Written problem :: In the listing below, pick out lines with "ffffff".
= = =
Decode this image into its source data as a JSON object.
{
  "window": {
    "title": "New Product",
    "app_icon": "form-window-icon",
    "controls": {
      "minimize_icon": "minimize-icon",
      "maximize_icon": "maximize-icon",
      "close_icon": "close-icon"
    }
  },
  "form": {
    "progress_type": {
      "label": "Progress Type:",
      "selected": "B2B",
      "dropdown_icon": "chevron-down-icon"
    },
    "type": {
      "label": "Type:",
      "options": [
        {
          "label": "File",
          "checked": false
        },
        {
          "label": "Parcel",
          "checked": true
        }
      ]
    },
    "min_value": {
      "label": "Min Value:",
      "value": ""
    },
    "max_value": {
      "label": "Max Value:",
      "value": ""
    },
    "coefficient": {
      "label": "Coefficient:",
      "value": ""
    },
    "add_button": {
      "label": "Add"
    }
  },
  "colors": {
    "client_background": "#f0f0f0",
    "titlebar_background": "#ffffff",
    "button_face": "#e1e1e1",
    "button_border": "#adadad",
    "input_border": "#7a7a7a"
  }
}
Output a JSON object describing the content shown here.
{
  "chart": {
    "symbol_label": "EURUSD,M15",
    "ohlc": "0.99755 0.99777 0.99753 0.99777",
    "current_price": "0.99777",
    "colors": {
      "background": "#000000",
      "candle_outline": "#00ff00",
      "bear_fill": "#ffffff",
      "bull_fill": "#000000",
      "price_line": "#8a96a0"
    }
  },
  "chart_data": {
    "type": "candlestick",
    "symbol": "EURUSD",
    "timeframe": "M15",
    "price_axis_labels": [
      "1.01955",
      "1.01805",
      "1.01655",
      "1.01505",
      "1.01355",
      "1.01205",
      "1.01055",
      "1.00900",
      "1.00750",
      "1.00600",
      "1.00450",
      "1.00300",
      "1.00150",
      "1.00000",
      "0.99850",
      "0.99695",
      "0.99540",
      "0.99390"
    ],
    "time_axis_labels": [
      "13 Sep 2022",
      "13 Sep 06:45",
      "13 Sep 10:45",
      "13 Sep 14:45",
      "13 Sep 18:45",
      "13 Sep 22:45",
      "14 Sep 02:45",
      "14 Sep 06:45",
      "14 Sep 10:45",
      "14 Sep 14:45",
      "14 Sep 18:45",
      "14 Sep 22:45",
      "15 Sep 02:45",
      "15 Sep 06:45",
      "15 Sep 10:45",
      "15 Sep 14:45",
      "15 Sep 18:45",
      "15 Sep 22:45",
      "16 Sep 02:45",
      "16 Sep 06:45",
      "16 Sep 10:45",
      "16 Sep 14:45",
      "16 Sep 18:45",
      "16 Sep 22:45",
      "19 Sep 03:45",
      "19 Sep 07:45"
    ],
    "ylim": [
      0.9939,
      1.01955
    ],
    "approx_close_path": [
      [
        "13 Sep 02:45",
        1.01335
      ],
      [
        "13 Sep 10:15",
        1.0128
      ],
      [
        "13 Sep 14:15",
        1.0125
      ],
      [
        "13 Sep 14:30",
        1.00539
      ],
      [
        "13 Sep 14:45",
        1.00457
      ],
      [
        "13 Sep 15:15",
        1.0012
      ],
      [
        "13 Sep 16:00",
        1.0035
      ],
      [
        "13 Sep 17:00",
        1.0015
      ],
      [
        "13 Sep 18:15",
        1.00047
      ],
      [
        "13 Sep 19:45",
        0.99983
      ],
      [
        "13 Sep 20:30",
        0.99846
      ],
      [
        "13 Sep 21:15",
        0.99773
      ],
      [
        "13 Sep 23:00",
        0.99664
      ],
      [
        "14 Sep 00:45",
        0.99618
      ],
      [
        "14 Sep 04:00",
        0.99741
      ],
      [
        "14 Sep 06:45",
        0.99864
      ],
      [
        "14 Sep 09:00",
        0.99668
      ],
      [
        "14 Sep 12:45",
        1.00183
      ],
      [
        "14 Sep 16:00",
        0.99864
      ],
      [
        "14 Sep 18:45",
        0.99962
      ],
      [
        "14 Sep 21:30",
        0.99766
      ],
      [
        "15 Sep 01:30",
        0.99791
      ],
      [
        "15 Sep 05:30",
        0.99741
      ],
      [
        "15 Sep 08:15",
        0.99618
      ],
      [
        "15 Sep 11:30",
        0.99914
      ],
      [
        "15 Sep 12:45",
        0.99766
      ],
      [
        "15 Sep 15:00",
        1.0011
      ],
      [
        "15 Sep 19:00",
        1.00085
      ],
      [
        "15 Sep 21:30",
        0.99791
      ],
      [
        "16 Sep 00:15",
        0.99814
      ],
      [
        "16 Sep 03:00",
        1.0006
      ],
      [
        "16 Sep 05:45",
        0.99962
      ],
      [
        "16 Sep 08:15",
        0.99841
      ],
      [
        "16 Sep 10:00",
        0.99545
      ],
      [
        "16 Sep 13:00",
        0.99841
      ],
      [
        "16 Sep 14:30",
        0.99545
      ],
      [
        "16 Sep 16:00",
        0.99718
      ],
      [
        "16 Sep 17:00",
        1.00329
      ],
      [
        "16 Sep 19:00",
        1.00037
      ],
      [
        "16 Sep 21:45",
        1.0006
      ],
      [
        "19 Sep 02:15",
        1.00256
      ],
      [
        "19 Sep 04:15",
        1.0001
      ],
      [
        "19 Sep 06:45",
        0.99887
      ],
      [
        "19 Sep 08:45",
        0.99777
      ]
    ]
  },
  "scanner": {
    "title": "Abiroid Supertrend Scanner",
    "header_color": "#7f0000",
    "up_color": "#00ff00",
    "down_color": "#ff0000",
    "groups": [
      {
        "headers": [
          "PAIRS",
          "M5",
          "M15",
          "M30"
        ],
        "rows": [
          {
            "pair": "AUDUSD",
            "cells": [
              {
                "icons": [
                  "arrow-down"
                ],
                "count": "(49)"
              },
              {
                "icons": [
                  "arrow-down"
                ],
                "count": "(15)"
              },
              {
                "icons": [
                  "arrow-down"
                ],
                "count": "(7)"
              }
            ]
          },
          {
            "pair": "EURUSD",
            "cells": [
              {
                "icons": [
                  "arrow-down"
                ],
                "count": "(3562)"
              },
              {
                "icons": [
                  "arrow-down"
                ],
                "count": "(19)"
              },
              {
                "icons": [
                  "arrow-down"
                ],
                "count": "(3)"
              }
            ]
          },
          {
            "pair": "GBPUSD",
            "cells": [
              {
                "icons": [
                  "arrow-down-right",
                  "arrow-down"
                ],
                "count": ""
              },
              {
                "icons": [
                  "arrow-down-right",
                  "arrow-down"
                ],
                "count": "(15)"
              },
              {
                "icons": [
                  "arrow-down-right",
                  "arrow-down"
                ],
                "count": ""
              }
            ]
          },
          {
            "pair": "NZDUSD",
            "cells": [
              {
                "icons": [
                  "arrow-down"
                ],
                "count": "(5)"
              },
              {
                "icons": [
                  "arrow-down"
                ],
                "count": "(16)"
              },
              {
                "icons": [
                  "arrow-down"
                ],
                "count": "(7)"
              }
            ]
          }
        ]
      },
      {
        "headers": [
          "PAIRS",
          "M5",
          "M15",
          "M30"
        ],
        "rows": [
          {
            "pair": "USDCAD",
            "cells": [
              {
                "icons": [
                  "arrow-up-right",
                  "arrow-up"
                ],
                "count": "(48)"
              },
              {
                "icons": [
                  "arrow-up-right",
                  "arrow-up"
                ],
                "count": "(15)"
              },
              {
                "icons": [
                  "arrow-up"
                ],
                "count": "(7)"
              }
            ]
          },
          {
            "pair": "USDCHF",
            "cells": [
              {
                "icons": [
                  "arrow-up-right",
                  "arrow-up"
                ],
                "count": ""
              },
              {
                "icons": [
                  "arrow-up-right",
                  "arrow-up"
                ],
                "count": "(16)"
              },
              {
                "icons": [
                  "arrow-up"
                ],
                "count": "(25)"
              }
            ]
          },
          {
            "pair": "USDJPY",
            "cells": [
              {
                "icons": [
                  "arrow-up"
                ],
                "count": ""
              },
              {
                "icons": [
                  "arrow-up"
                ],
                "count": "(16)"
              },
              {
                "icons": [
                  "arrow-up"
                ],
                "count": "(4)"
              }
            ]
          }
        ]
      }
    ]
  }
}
= = =
Solution for this exercise ::
    "titlebar_background": "#ffffff",
      "bear_fill": "#ffffff",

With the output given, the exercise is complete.